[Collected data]
_ _ _ _
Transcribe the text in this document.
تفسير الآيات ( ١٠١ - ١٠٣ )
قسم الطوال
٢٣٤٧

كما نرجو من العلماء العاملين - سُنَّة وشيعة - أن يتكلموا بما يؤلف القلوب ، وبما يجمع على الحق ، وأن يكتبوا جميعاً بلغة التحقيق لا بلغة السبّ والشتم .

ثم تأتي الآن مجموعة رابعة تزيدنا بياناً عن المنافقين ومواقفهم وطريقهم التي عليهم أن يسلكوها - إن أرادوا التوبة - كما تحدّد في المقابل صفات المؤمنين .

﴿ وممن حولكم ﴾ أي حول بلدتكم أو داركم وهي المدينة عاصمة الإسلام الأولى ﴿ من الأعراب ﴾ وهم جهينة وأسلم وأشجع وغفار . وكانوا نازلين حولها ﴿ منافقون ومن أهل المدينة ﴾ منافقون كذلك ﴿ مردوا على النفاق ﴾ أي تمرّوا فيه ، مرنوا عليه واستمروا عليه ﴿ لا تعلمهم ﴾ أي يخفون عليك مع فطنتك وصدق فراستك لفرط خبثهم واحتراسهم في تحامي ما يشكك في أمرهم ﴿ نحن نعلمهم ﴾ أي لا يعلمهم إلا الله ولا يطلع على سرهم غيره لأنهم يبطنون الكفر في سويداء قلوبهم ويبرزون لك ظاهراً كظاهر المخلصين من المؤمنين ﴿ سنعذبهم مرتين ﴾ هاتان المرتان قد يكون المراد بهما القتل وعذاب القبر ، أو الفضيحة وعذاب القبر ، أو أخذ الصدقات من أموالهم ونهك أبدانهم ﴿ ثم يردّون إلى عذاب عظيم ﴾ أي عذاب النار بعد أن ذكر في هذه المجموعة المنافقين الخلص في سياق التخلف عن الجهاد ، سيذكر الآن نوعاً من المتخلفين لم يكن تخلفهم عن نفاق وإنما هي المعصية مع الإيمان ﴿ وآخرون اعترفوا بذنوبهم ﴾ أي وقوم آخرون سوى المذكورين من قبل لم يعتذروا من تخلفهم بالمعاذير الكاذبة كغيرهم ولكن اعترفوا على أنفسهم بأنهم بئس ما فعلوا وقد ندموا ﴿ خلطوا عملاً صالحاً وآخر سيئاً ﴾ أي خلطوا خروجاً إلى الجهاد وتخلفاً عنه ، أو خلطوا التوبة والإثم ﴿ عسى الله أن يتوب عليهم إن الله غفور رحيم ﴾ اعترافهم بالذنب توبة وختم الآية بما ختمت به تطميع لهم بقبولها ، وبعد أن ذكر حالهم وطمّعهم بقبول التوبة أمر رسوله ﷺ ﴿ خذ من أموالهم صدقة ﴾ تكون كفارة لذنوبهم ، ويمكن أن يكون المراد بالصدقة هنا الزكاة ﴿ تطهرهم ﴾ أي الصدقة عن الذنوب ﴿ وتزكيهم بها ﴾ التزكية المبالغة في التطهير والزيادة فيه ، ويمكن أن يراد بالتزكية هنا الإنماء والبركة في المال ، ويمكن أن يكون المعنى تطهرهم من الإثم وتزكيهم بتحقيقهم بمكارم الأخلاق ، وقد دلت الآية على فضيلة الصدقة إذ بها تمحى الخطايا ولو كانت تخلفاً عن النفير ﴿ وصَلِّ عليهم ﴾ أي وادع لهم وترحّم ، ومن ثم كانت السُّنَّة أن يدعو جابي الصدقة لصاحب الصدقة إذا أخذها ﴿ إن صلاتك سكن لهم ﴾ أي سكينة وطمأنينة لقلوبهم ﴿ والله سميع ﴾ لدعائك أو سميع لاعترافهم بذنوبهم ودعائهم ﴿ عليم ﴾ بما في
_ _ _ _
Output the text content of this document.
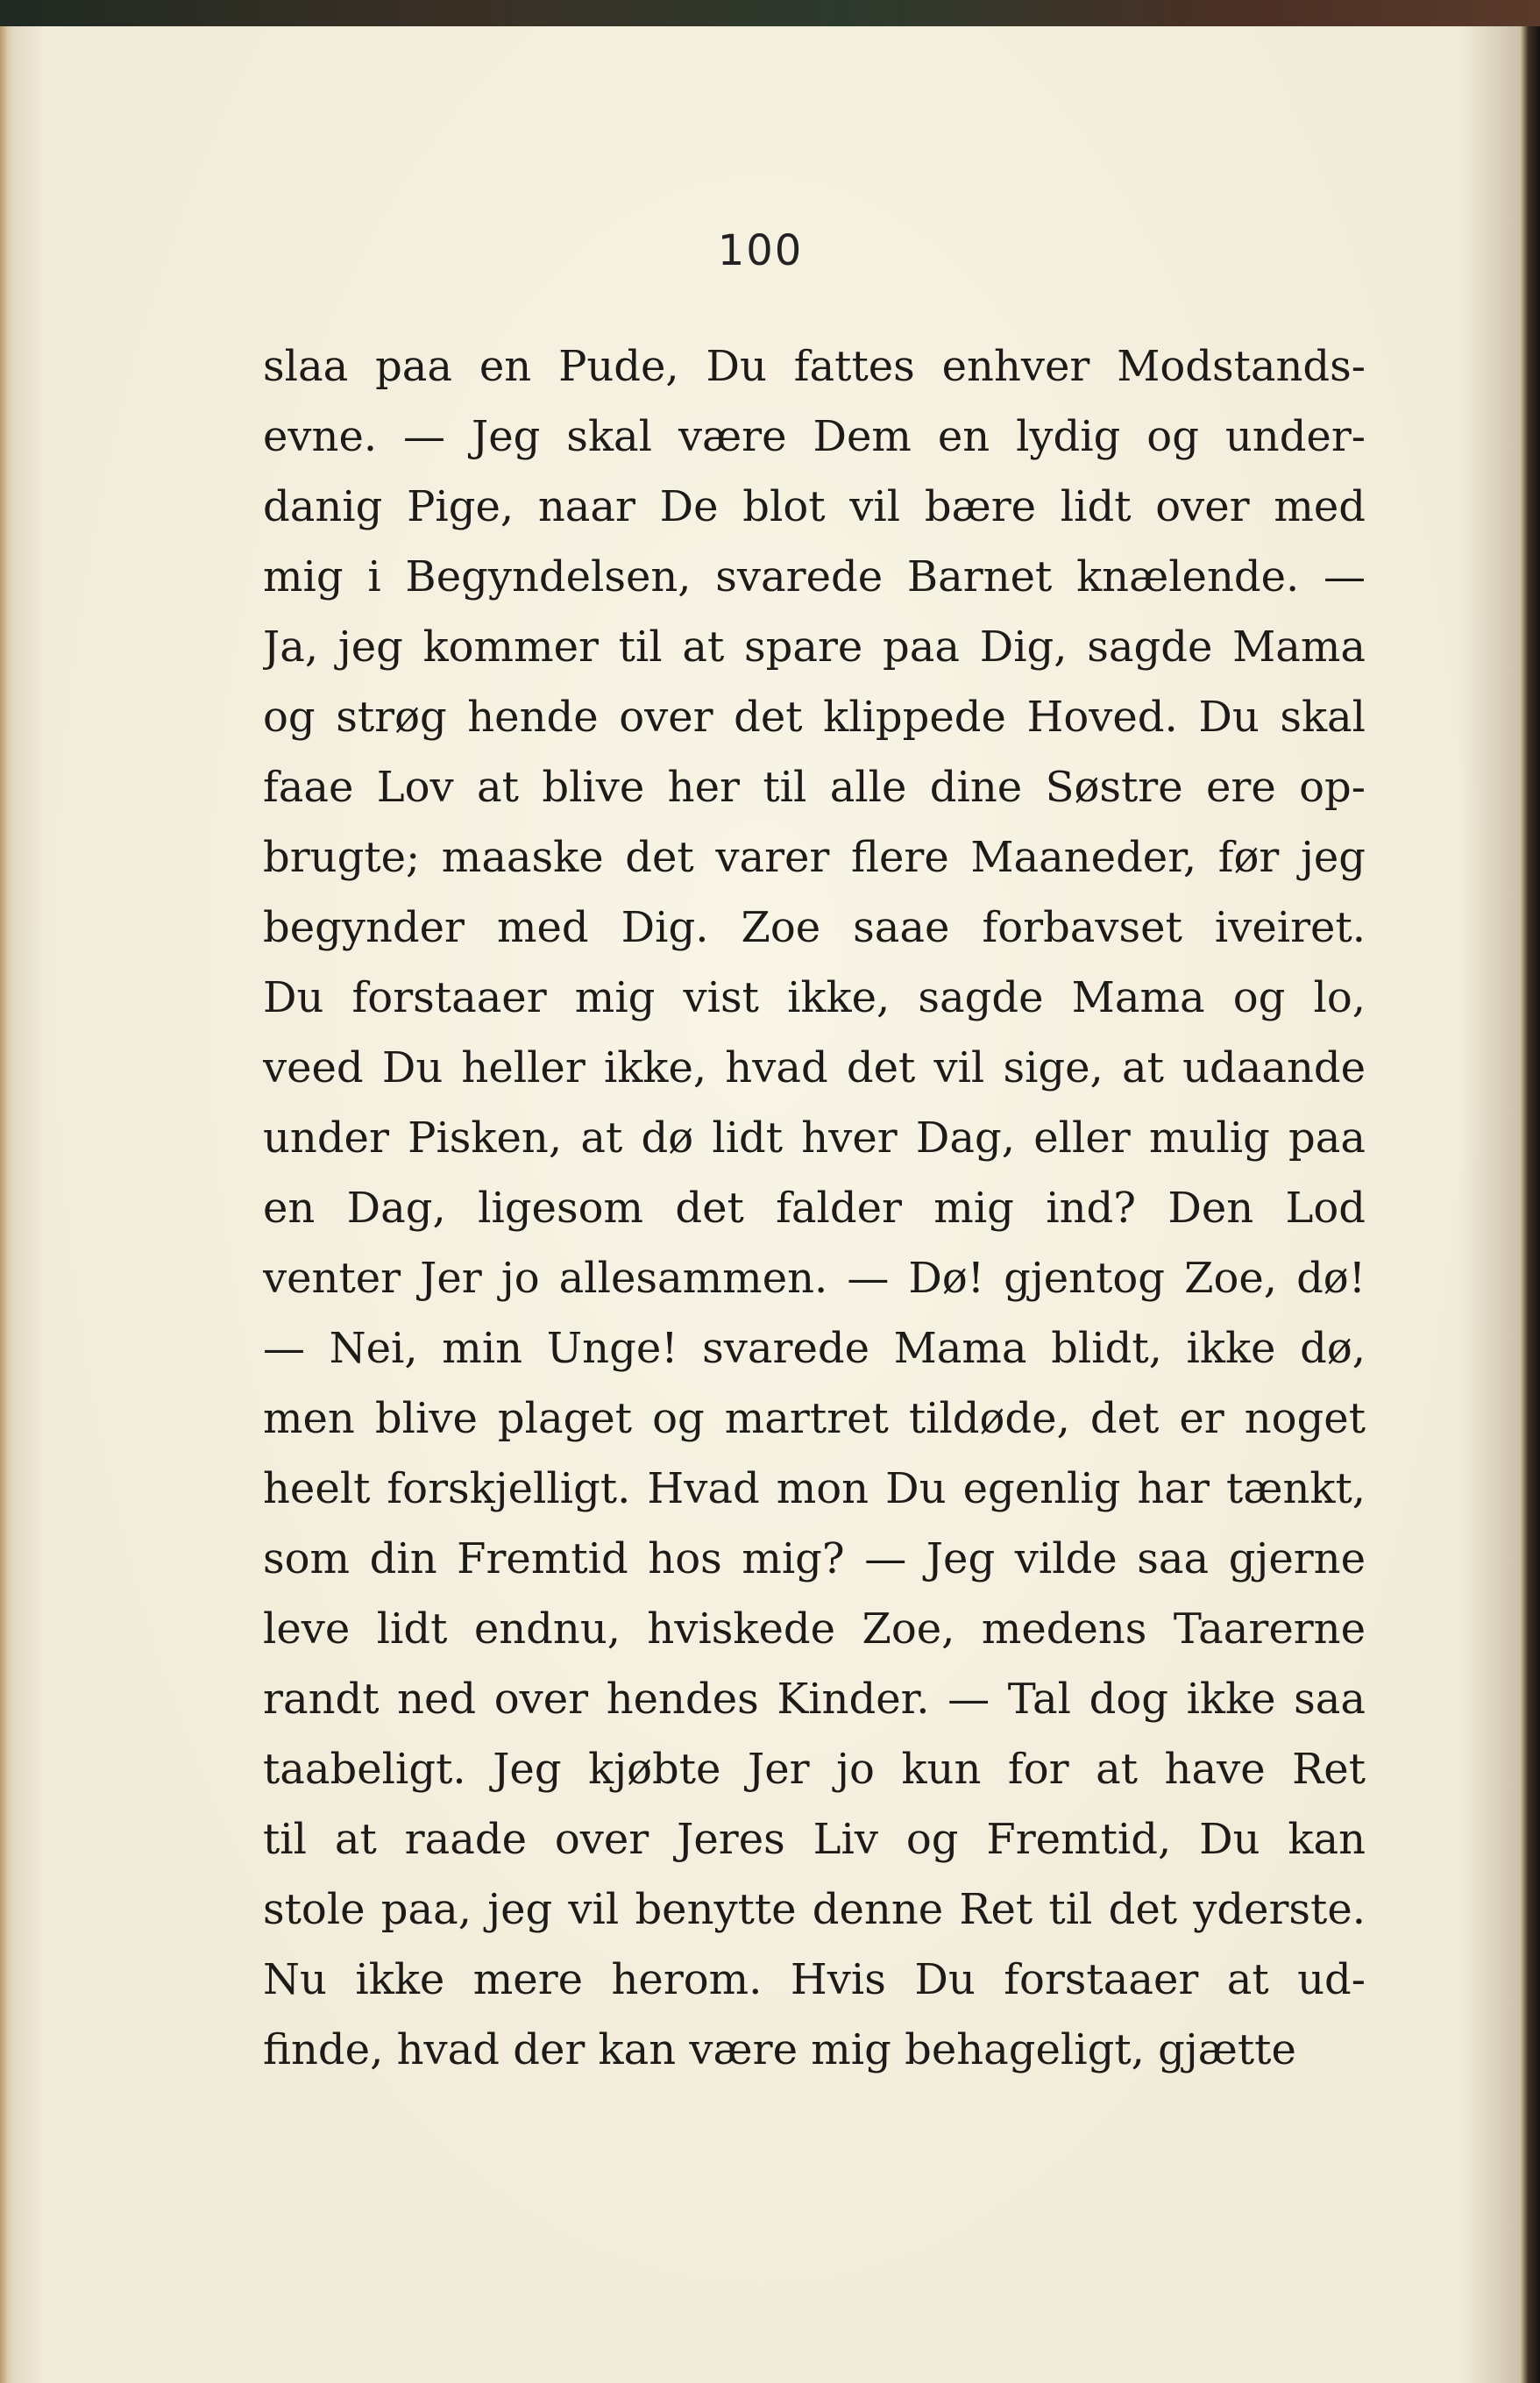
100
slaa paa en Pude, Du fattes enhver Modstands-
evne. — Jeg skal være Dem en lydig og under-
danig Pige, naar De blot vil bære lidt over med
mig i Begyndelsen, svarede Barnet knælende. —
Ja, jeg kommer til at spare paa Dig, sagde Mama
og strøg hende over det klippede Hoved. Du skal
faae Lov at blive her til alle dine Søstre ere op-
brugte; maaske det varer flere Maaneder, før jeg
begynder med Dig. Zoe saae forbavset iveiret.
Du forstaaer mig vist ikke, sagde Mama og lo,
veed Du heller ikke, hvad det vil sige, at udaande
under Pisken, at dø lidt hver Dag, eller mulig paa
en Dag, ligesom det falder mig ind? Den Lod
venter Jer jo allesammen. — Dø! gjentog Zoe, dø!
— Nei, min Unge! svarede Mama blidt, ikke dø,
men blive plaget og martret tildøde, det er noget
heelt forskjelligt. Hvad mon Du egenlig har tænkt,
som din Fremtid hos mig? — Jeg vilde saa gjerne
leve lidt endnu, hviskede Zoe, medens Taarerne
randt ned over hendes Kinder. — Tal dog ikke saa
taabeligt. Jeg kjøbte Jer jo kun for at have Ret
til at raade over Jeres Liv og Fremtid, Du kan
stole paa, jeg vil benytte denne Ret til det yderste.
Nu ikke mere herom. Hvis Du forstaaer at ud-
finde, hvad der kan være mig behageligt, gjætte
_ _ _ _
§ **Aim**
Pick out all lines containing the string "under".

§ **Solution to this problem**
evne. — Jeg skal være Dem en lydig og under-
under Pisken, at dø lidt hver Dag, eller mulig paa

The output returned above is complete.